___ Records supplied ___
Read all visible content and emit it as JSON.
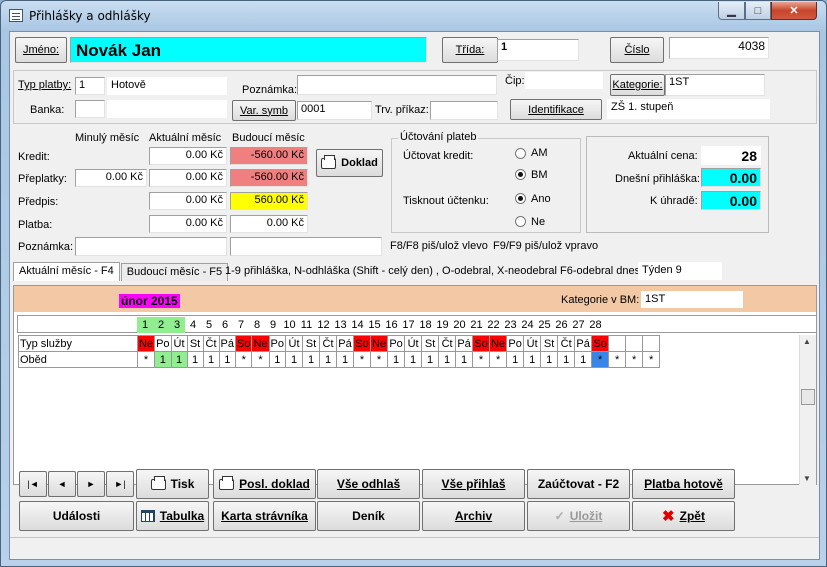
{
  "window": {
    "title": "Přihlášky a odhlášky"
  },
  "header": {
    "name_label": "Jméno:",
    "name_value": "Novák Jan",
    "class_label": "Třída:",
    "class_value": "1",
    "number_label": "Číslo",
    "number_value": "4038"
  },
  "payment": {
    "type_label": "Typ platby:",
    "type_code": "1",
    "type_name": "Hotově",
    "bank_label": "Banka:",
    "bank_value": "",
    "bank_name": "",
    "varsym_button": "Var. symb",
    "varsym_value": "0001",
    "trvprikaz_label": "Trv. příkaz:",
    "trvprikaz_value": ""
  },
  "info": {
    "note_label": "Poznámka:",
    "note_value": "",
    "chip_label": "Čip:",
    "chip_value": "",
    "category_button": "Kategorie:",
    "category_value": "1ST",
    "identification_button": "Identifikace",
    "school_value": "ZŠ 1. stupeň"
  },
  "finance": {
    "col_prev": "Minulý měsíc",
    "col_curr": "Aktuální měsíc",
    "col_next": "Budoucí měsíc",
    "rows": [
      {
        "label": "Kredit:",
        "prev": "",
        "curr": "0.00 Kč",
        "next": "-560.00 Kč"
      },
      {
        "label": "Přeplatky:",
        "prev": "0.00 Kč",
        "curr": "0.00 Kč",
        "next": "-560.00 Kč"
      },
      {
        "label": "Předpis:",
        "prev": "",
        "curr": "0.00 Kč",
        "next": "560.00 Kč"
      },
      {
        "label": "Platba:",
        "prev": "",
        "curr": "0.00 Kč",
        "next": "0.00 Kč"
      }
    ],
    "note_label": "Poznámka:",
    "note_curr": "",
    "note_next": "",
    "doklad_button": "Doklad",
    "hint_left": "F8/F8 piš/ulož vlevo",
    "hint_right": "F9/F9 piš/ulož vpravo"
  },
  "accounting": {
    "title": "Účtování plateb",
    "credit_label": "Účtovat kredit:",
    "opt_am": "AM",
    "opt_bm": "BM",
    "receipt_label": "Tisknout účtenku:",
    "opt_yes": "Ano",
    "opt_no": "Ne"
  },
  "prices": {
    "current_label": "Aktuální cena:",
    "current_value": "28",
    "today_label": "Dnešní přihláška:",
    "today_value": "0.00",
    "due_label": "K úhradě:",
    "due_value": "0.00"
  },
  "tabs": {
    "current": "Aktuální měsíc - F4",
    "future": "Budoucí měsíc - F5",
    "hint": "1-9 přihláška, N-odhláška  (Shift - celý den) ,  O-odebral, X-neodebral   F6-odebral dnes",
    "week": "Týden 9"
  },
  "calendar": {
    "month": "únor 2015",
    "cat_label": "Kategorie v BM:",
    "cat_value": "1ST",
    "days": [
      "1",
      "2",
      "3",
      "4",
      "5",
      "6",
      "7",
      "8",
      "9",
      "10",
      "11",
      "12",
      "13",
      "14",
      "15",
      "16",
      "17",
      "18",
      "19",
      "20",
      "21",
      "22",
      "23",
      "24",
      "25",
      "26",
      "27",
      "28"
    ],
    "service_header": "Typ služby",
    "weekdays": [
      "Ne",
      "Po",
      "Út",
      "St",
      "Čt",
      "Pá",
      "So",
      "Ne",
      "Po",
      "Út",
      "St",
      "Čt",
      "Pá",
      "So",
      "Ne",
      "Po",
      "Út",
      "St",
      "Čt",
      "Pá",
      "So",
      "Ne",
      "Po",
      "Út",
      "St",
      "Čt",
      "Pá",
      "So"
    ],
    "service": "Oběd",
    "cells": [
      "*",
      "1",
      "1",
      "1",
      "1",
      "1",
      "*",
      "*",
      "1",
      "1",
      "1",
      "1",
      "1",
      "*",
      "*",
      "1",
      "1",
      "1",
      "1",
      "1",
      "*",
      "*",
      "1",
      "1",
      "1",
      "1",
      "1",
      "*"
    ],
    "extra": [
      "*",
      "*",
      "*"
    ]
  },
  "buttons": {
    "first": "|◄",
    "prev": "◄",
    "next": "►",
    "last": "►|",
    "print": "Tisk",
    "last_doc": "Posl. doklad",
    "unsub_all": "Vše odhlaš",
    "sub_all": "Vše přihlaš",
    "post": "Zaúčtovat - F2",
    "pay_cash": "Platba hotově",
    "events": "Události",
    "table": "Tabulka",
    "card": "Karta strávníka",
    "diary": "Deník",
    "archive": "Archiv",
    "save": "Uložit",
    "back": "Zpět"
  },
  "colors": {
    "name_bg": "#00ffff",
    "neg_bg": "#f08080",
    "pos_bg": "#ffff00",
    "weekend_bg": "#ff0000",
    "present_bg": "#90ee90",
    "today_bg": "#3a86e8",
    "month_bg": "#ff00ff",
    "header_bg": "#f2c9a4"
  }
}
___
▶ **What is being asked**
Look through the lines above and collect those with the word "Aktuální".

▶ **Right answer**
    "col_curr": "Aktuální měsíc",
    "current_label": "Aktuální cena:",
    "current": "Aktuální měsíc - F4",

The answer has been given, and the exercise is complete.